◆ **WORK ORDER A**
In the excerpt about credit reports and credit limits, what website is given for getting a free copy of your credit report?
◆ **WORK ORDER B**
Carry the excerpt about credit reports and credit limits forward from where it stops.

◆ **EXCERPT PROVIDED**

About 25% of Americans have an error on their credit reports, so it's important to take the time to review. Some common errors to look out for include fraudulent or duplicated accounts, as well as misreported payments.
"Most of the clients we meet with have not reviewed their report within the past year, and are often surprised by what we find to discuss with them," says Thomas Nitzsche, a financial educator at MMI.
4. Raise Your Credit Limits
If you tend to have problems with overspending, don’t try this.
The goal is to raise your credit limit on one or more cards so that your utilization ratio goes down. But again, this works in your favor only if you don’t use the newly available credit.
I don’t recommend trying this if you have missed payments with the issuer or have a downward-trending score. The issuer could see your request for a credit limit increase as a sign that you’re about to have a financial crisis and need the extra credit. I’ve actually seen this result in a decrease in credit limits. So be sure your situation looks stable before you ask for an increase.
That said, as long as you’ve been a great customer and your score is reasonably healthy, this is a good strategy to try.
All you have to do is call your credit card company and ask for an increase to your credit limit. Have an amount in mind before you call. Make that amount a little higher than what you want in case they feel the need to negotiate.
Remember the example in #1? Card A has a $6,000 limit and you have a $2,500 balance on it. That’s a 42% utilization ratio (2,500/6,000 = .416, or 42%).
If your limit goes up to $8,500, then your new ratio is a more pleasing 29% (2,500/8,500 = .294, or 29%). The higher the limit, the lower your ratio will be and this helps your score.
How to check your credit report
You can get a free copy of your report at annualcreditreport.com.
Under normal circumstances, you would be able to get one free report from each of the three major credit reporting bureaus (Experian, TransUnion, and Equifax) per year. However, in response to COVID-19 you can access a free weekly report from any of the bureaus through December 31, 2022.
Check your credit report for errors, which could be dragging your score down. If you find mistakes, you can get items removed from your credit report by disputing the information directly with the credit bureau. They are obligated to investigate any dispute and resolve it within a reasonable amount of time. Keep in mind, however, that only incorrect information can be removed from your report.

[Document structure recognition data]

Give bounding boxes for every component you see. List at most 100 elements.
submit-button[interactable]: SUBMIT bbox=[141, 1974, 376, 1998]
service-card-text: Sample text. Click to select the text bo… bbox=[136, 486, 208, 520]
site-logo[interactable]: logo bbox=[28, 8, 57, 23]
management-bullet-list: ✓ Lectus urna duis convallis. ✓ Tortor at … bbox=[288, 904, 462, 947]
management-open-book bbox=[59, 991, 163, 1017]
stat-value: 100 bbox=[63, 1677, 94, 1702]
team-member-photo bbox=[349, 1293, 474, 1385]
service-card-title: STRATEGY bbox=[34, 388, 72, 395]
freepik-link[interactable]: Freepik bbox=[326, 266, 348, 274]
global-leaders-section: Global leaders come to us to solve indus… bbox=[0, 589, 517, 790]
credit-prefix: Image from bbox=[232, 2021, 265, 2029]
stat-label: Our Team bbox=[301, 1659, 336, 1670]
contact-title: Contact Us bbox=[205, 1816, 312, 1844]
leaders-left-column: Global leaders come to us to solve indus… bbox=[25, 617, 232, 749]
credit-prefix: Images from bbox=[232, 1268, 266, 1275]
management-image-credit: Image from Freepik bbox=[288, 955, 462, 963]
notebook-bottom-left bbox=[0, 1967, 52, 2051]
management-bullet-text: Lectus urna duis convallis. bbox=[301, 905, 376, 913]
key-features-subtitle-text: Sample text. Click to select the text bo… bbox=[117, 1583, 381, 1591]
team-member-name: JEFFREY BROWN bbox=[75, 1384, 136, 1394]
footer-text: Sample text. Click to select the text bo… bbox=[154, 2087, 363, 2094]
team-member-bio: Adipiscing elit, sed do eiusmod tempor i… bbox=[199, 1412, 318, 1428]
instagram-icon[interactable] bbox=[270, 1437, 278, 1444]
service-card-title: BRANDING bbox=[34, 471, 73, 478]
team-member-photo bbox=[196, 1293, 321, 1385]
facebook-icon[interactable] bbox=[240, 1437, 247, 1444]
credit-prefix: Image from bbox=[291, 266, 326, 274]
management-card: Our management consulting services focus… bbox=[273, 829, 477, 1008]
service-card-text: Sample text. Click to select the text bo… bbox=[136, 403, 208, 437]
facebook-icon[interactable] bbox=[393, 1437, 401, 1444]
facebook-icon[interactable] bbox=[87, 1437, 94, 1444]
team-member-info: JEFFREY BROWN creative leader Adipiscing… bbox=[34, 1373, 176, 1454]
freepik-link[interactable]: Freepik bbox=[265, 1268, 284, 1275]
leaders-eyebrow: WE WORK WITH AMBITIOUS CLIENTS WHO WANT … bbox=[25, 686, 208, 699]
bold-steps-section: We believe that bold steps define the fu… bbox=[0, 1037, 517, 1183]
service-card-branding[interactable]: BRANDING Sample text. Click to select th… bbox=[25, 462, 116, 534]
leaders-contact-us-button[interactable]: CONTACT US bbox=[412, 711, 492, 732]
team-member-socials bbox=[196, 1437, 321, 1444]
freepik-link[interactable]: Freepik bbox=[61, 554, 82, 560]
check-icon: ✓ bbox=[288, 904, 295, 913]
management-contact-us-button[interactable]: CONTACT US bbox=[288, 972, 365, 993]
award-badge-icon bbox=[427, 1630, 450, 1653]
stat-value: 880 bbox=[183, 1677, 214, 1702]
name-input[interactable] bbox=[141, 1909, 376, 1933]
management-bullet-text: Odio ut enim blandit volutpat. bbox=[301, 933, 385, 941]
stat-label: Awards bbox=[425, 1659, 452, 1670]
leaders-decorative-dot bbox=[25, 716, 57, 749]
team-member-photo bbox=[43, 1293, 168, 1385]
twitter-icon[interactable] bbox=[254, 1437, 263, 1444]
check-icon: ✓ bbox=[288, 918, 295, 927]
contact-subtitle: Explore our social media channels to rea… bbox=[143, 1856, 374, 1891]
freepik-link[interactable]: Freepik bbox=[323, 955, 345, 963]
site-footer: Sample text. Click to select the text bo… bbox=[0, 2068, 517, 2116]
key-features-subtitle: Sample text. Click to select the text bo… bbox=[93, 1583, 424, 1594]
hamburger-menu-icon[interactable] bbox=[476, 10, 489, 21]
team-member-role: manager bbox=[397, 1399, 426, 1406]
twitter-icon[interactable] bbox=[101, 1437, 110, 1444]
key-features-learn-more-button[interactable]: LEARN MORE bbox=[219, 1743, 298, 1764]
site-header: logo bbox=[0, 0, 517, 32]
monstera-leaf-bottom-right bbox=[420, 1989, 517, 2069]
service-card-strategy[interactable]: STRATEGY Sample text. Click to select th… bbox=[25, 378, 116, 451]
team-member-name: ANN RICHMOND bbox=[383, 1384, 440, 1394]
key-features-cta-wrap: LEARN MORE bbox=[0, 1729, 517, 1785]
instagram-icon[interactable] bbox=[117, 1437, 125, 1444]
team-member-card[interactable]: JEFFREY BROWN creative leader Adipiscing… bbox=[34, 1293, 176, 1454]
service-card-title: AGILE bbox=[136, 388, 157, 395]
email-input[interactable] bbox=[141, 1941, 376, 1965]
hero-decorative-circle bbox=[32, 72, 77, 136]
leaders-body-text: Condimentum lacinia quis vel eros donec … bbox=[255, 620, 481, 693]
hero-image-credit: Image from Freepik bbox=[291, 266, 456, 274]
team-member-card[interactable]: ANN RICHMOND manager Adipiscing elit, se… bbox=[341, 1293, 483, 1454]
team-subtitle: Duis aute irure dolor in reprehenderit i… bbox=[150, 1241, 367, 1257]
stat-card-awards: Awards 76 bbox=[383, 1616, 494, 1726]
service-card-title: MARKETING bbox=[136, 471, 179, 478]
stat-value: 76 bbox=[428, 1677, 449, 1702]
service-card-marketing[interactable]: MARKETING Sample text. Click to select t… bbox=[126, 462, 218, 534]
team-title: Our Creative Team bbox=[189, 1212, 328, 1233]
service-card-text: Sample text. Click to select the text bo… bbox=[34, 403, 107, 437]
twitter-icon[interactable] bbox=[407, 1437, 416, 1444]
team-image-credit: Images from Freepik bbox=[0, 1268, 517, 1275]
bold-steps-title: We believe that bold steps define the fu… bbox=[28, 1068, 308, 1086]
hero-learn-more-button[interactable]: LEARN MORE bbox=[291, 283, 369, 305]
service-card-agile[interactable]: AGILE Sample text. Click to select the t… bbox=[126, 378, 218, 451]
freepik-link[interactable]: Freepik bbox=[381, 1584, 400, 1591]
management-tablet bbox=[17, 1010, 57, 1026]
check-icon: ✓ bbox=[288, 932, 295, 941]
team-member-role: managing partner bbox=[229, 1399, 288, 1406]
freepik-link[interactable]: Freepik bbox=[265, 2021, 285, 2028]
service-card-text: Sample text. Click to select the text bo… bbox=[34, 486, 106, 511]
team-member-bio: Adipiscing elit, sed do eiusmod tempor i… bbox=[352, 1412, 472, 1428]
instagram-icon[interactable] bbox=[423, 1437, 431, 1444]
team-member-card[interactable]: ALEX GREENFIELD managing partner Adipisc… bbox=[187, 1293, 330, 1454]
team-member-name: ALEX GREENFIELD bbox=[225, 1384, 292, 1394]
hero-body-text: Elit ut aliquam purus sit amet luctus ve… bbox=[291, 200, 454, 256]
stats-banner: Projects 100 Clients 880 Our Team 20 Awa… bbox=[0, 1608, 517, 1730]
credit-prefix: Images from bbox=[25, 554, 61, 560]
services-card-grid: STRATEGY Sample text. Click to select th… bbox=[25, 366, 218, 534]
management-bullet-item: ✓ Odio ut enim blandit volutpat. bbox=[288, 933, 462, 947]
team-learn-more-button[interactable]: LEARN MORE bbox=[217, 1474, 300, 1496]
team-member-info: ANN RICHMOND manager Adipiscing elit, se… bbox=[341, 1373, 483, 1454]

◆ **WRITTEN ANSWER A**
annualcreditreport.com

◆ **WRITTEN ANSWER B**
According to Richardson, each credit report will have the information you need to improve your score. “There are four or five bulleted statements about your credit profile that can help you make a road map of what to do if you’re really in a position where you need to improve your score,” he says.
You may also find a numerical or text code in your report, but no additional information as to what it represents. These are factor codes and represent items that may be dragging your score down. VantageScore has a free website, where you can enter the code from any credit report and get an explanation of what it stands for and advice on how to resolve the issue.
If you’re unsure if there are mistakes on your report or have trouble getting issues resolved on your own, you can look for expert help. Credit repair companies not only know how to identify and correct erroneous information but can also help mitigate the impact of legitimate negative items on your report.
22. Have Patience
Improving credit isn’t an immediate process. An excellent credit score is most often the result of years of conscientious financial behavior. While some strategies will let you see small improvements quickly, joining the ranks of those with the highest credit scores will take time. If 2021 brought with it new or continued financial strain after a destabilizing 2020, just commit to doing your best in 2022—and try to avoid moves that could jeopardize your credit score.